Extracted records
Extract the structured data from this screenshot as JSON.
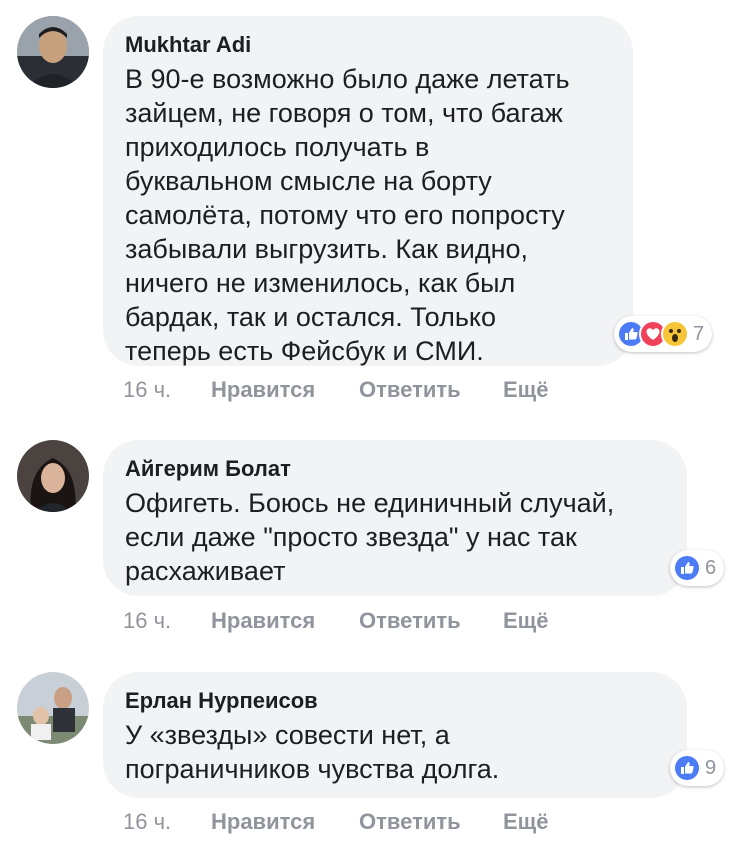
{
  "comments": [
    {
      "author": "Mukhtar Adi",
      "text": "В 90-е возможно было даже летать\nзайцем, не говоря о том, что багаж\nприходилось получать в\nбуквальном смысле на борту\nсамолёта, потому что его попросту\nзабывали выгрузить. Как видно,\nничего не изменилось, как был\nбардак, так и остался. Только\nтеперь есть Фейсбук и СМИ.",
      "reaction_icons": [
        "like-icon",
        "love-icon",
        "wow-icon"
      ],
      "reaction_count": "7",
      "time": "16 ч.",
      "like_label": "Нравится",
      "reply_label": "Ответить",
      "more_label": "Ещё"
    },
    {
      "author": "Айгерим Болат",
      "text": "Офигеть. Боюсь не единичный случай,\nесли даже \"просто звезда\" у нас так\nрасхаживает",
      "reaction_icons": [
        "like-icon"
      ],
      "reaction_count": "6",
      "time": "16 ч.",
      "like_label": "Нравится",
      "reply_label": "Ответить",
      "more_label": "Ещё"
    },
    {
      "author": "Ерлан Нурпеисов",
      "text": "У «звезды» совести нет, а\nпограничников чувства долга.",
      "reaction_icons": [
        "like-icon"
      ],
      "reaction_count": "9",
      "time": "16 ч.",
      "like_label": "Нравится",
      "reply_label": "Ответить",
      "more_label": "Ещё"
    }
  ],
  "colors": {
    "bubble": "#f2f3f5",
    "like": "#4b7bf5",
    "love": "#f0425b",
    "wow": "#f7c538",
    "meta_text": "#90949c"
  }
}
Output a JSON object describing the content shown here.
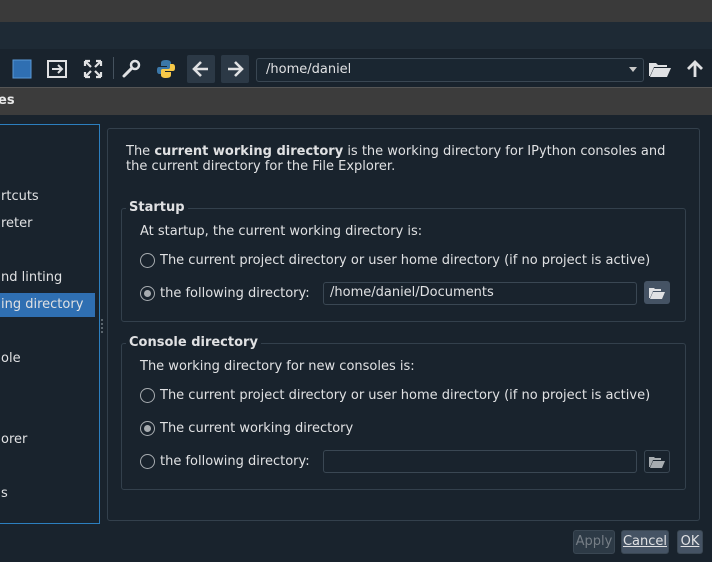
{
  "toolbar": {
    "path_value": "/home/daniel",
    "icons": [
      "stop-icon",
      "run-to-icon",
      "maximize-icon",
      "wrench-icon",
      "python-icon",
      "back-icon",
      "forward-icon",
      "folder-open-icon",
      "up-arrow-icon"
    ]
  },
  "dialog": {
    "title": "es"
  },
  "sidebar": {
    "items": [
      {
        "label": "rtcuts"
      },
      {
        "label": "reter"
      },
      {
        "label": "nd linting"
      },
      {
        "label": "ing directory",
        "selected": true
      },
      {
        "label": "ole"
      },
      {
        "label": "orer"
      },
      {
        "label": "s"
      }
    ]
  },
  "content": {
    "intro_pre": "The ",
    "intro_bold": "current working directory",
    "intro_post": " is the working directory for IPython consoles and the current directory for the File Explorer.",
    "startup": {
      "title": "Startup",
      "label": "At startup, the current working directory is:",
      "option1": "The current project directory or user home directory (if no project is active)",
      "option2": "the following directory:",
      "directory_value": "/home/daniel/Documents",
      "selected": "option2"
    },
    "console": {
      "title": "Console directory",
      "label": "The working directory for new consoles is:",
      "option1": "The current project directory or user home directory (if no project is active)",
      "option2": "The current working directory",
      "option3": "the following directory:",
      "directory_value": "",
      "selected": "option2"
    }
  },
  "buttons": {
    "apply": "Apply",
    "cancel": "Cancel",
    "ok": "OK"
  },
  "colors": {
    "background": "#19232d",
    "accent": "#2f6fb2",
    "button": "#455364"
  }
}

[EXERCISE]
Any pictures should be dropped; transcribe the rest of the records above exactly.

[PROBLEM SOLUTION]
Extract the structured data from this screenshot as JSON.
{
  "comments": [
    {
      "author": "Mukhtar Adi",
      "text": "В 90-е возможно было даже летать\nзайцем, не говоря о том, что багаж\nприходилось получать в\nбуквальном смысле на борту\nсамолёта, потому что его попросту\nзабывали выгрузить. Как видно,\nничего не изменилось, как был\nбардак, так и остался. Только\nтеперь есть Фейсбук и СМИ.",
      "reaction_icons": [
        "like-icon",
        "love-icon",
        "wow-icon"
      ],
      "reaction_count": "7",
      "time": "16 ч.",
      "like_label": "Нравится",
      "reply_label": "Ответить",
      "more_label": "Ещё"
    },
    {
      "author": "Айгерим Болат",
      "text": "Офигеть. Боюсь не единичный случай,\nесли даже \"просто звезда\" у нас так\nрасхаживает",
      "reaction_icons": [
        "like-icon"
      ],
      "reaction_count": "6",
      "time": "16 ч.",
      "like_label": "Нравится",
      "reply_label": "Ответить",
      "more_label": "Ещё"
    },
    {
      "author": "Ерлан Нурпеисов",
      "text": "У «звезды» совести нет, а\nпограничников чувства долга.",
      "reaction_icons": [
        "like-icon"
      ],
      "reaction_count": "9",
      "time": "16 ч.",
      "like_label": "Нравится",
      "reply_label": "Ответить",
      "more_label": "Ещё"
    }
  ],
  "colors": {
    "bubble": "#f2f3f5",
    "like": "#4b7bf5",
    "love": "#f0425b",
    "wow": "#f7c538",
    "meta_text": "#90949c"
  }
}
Output a JSON object describing the content shown here.
{
  "toolbar": {
    "path_value": "/home/daniel",
    "icons": [
      "stop-icon",
      "run-to-icon",
      "maximize-icon",
      "wrench-icon",
      "python-icon",
      "back-icon",
      "forward-icon",
      "folder-open-icon",
      "up-arrow-icon"
    ]
  },
  "dialog": {
    "title": "es"
  },
  "sidebar": {
    "items": [
      {
        "label": "rtcuts"
      },
      {
        "label": "reter"
      },
      {
        "label": "nd linting"
      },
      {
        "label": "ing directory",
        "selected": true
      },
      {
        "label": "ole"
      },
      {
        "label": "orer"
      },
      {
        "label": "s"
      }
    ]
  },
  "content": {
    "intro_pre": "The ",
    "intro_bold": "current working directory",
    "intro_post": " is the working directory for IPython consoles and the current directory for the File Explorer.",
    "startup": {
      "title": "Startup",
      "label": "At startup, the current working directory is:",
      "option1": "The current project directory or user home directory (if no project is active)",
      "option2": "the following directory:",
      "directory_value": "/home/daniel/Documents",
      "selected": "option2"
    },
    "console": {
      "title": "Console directory",
      "label": "The working directory for new consoles is:",
      "option1": "The current project directory or user home directory (if no project is active)",
      "option2": "The current working directory",
      "option3": "the following directory:",
      "directory_value": "",
      "selected": "option2"
    }
  },
  "buttons": {
    "apply": "Apply",
    "cancel": "Cancel",
    "ok": "OK"
  },
  "colors": {
    "background": "#19232d",
    "accent": "#2f6fb2",
    "button": "#455364"
  }
}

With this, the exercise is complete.